··· DATA SHOWN ···
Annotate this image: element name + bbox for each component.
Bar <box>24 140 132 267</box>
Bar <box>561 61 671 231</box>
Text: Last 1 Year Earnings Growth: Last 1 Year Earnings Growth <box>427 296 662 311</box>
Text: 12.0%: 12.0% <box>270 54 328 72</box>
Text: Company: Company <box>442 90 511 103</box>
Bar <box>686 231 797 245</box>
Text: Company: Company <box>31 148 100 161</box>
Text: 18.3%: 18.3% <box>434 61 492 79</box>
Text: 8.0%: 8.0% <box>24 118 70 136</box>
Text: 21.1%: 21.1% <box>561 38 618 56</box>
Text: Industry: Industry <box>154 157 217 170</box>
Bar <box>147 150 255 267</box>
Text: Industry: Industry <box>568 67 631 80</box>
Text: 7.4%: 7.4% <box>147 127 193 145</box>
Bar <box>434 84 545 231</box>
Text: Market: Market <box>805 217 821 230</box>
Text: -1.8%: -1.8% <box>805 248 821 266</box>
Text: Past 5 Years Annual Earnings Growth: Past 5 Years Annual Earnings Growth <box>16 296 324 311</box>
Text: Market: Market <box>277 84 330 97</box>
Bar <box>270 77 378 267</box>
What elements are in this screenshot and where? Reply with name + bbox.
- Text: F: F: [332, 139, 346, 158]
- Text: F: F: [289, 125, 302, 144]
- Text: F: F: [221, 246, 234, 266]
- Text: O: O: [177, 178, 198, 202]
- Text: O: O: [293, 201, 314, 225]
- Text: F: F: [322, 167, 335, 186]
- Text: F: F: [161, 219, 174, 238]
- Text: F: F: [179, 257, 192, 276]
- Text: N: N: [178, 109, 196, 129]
···
§ **TASK STATEMENT**: Please identify each line in the data above that contains the word "Earnings", and copy every such line.

§ **COMPLETED TASK**:
Text: Last 1 Year Earnings Growth: Last 1 Year Earnings Growth <box>427 296 662 311</box>
Text: Past 5 Years Annual Earnings Growth: Past 5 Years Annual Earnings Growth <box>16 296 324 311</box>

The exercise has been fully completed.